» Directions
Each entry needs to be copied exactly, with nothing left out.

##### Input data #####

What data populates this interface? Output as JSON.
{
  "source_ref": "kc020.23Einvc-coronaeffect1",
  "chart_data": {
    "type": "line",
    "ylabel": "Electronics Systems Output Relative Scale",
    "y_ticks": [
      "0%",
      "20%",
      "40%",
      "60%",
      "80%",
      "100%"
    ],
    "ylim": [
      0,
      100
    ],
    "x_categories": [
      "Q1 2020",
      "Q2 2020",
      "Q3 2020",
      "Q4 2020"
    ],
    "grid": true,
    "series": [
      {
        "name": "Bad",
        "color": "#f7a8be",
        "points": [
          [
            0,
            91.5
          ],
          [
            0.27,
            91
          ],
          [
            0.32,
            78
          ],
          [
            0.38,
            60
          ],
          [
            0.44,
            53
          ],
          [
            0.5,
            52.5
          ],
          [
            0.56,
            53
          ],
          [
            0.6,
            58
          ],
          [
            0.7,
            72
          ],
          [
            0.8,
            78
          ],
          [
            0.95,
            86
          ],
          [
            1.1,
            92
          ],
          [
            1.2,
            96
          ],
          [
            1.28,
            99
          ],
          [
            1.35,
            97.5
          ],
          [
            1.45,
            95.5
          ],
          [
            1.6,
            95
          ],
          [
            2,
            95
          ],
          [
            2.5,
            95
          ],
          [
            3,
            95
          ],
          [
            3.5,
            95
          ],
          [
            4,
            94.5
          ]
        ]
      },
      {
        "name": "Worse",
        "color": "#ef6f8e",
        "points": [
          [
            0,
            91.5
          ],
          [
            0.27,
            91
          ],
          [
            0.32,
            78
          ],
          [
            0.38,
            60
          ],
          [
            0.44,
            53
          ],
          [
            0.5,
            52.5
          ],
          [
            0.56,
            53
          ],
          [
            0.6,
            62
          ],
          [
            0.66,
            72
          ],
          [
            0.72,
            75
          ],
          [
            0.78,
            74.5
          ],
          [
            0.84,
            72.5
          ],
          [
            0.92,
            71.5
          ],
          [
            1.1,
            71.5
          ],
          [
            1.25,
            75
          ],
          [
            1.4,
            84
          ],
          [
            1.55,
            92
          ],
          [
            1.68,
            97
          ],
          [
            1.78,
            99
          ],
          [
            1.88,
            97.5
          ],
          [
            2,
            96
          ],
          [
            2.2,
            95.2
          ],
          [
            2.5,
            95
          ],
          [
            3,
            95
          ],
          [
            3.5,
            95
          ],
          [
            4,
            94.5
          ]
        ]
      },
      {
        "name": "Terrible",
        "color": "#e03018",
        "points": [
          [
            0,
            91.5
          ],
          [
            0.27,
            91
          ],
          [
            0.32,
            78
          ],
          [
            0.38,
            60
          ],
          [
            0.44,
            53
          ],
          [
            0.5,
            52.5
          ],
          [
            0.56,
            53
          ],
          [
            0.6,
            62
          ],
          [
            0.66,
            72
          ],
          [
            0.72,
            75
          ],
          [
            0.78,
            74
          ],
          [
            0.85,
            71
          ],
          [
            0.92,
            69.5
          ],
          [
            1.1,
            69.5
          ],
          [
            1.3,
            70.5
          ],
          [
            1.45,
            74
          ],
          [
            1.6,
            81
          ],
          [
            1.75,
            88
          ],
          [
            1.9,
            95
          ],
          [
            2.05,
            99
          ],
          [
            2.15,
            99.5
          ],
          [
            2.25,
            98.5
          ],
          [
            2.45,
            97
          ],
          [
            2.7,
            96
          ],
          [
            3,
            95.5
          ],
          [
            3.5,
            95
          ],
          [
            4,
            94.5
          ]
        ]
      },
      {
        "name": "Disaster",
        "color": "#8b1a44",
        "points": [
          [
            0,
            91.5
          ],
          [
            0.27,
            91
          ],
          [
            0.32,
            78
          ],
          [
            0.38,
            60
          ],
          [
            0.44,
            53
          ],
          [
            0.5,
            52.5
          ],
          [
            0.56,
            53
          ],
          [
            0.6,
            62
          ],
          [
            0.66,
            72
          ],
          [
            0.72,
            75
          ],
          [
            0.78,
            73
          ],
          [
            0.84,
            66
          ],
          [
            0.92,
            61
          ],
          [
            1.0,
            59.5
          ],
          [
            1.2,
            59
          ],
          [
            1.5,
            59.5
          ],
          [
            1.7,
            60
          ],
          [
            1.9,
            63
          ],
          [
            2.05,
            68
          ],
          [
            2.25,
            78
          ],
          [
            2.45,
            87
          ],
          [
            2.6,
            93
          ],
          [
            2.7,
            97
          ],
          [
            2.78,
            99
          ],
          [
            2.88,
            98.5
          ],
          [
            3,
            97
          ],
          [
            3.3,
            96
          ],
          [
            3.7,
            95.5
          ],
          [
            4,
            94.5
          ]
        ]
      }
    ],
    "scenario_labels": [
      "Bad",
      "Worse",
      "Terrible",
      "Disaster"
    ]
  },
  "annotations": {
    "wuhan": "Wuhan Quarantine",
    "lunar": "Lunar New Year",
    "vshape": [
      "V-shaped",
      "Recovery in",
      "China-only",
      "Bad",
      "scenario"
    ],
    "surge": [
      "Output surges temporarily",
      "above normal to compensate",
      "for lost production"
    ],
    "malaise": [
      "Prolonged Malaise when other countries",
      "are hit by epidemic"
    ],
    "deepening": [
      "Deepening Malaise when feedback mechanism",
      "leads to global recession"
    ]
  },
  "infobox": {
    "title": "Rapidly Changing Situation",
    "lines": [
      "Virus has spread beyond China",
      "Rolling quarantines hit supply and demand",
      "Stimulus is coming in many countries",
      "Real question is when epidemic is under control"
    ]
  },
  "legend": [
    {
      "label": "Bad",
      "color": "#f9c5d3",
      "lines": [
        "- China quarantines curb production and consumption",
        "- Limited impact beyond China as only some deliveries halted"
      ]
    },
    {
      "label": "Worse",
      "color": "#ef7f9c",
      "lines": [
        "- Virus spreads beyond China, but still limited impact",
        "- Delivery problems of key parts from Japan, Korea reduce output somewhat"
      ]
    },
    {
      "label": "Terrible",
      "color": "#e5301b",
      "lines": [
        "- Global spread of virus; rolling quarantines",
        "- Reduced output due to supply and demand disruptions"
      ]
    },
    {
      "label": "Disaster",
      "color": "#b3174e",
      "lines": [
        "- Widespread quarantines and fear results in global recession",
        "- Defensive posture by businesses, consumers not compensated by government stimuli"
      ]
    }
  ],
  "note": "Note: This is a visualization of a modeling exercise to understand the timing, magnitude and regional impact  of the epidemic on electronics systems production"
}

#####

» Response area
What data populates this interface? Output as JSON.
{
  "source_ref": "kc020.23Einvc-coronaeffect1",
  "chart_data": {
    "type": "line",
    "ylabel": "Electronics Systems Output Relative Scale",
    "y_ticks": [
      "0%",
      "20%",
      "40%",
      "60%",
      "80%",
      "100%"
    ],
    "ylim": [
      0,
      100
    ],
    "x_categories": [
      "Q1 2020",
      "Q2 2020",
      "Q3 2020",
      "Q4 2020"
    ],
    "grid": true,
    "series": [
      {
        "name": "Bad",
        "color": "#f7a8be",
        "points": [
          [
            0,
            91.5
          ],
          [
            0.27,
            91
          ],
          [
            0.32,
            78
          ],
          [
            0.38,
            60
          ],
          [
            0.44,
            53
          ],
          [
            0.5,
            52.5
          ],
          [
            0.56,
            53
          ],
          [
            0.6,
            58
          ],
          [
            0.7,
            72
          ],
          [
            0.8,
            78
          ],
          [
            0.95,
            86
          ],
          [
            1.1,
            92
          ],
          [
            1.2,
            96
          ],
          [
            1.28,
            99
          ],
          [
            1.35,
            97.5
          ],
          [
            1.45,
            95.5
          ],
          [
            1.6,
            95
          ],
          [
            2,
            95
          ],
          [
            2.5,
            95
          ],
          [
            3,
            95
          ],
          [
            3.5,
            95
          ],
          [
            4,
            94.5
          ]
        ]
      },
      {
        "name": "Worse",
        "color": "#ef6f8e",
        "points": [
          [
            0,
            91.5
          ],
          [
            0.27,
            91
          ],
          [
            0.32,
            78
          ],
          [
            0.38,
            60
          ],
          [
            0.44,
            53
          ],
          [
            0.5,
            52.5
          ],
          [
            0.56,
            53
          ],
          [
            0.6,
            62
          ],
          [
            0.66,
            72
          ],
          [
            0.72,
            75
          ],
          [
            0.78,
            74.5
          ],
          [
            0.84,
            72.5
          ],
          [
            0.92,
            71.5
          ],
          [
            1.1,
            71.5
          ],
          [
            1.25,
            75
          ],
          [
            1.4,
            84
          ],
          [
            1.55,
            92
          ],
          [
            1.68,
            97
          ],
          [
            1.78,
            99
          ],
          [
            1.88,
            97.5
          ],
          [
            2,
            96
          ],
          [
            2.2,
            95.2
          ],
          [
            2.5,
            95
          ],
          [
            3,
            95
          ],
          [
            3.5,
            95
          ],
          [
            4,
            94.5
          ]
        ]
      },
      {
        "name": "Terrible",
        "color": "#e03018",
        "points": [
          [
            0,
            91.5
          ],
          [
            0.27,
            91
          ],
          [
            0.32,
            78
          ],
          [
            0.38,
            60
          ],
          [
            0.44,
            53
          ],
          [
            0.5,
            52.5
          ],
          [
            0.56,
            53
          ],
          [
            0.6,
            62
          ],
          [
            0.66,
            72
          ],
          [
            0.72,
            75
          ],
          [
            0.78,
            74
          ],
          [
            0.85,
            71
          ],
          [
            0.92,
            69.5
          ],
          [
            1.1,
            69.5
          ],
          [
            1.3,
            70.5
          ],
          [
            1.45,
            74
          ],
          [
            1.6,
            81
          ],
          [
            1.75,
            88
          ],
          [
            1.9,
            95
          ],
          [
            2.05,
            99
          ],
          [
            2.15,
            99.5
          ],
          [
            2.25,
            98.5
          ],
          [
            2.45,
            97
          ],
          [
            2.7,
            96
          ],
          [
            3,
            95.5
          ],
          [
            3.5,
            95
          ],
          [
            4,
            94.5
          ]
        ]
      },
      {
        "name": "Disaster",
        "color": "#8b1a44",
        "points": [
          [
            0,
            91.5
          ],
          [
            0.27,
            91
          ],
          [
            0.32,
            78
          ],
          [
            0.38,
            60
          ],
          [
            0.44,
            53
          ],
          [
            0.5,
            52.5
          ],
          [
            0.56,
            53
          ],
          [
            0.6,
            62
          ],
          [
            0.66,
            72
          ],
          [
            0.72,
            75
          ],
          [
            0.78,
            73
          ],
          [
            0.84,
            66
          ],
          [
            0.92,
            61
          ],
          [
            1.0,
            59.5
          ],
          [
            1.2,
            59
          ],
          [
            1.5,
            59.5
          ],
          [
            1.7,
            60
          ],
          [
            1.9,
            63
          ],
          [
            2.05,
            68
          ],
          [
            2.25,
            78
          ],
          [
            2.45,
            87
          ],
          [
            2.6,
            93
          ],
          [
            2.7,
            97
          ],
          [
            2.78,
            99
          ],
          [
            2.88,
            98.5
          ],
          [
            3,
            97
          ],
          [
            3.3,
            96
          ],
          [
            3.7,
            95.5
          ],
          [
            4,
            94.5
          ]
        ]
      }
    ],
    "scenario_labels": [
      "Bad",
      "Worse",
      "Terrible",
      "Disaster"
    ]
  },
  "annotations": {
    "wuhan": "Wuhan Quarantine",
    "lunar": "Lunar New Year",
    "vshape": [
      "V-shaped",
      "Recovery in",
      "China-only",
      "Bad",
      "scenario"
    ],
    "surge": [
      "Output surges temporarily",
      "above normal to compensate",
      "for lost production"
    ],
    "malaise": [
      "Prolonged Malaise when other countries",
      "are hit by epidemic"
    ],
    "deepening": [
      "Deepening Malaise when feedback mechanism",
      "leads to global recession"
    ]
  },
  "infobox": {
    "title": "Rapidly Changing Situation",
    "lines": [
      "Virus has spread beyond China",
      "Rolling quarantines hit supply and demand",
      "Stimulus is coming in many countries",
      "Real question is when epidemic is under control"
    ]
  },
  "legend": [
    {
      "label": "Bad",
      "color": "#f9c5d3",
      "lines": [
        "- China quarantines curb production and consumption",
        "- Limited impact beyond China as only some deliveries halted"
      ]
    },
    {
      "label": "Worse",
      "color": "#ef7f9c",
      "lines": [
        "- Virus spreads beyond China, but still limited impact",
        "- Delivery problems of key parts from Japan, Korea reduce output somewhat"
      ]
    },
    {
      "label": "Terrible",
      "color": "#e5301b",
      "lines": [
        "- Global spread of virus; rolling quarantines",
        "- Reduced output due to supply and demand disruptions"
      ]
    },
    {
      "label": "Disaster",
      "color": "#b3174e",
      "lines": [
        "- Widespread quarantines and fear results in global recession",
        "- Defensive posture by businesses, consumers not compensated by government stimuli"
      ]
    }
  ],
  "note": "Note: This is a visualization of a modeling exercise to understand the timing, magnitude and regional impact  of the epidemic on electronics systems production"
}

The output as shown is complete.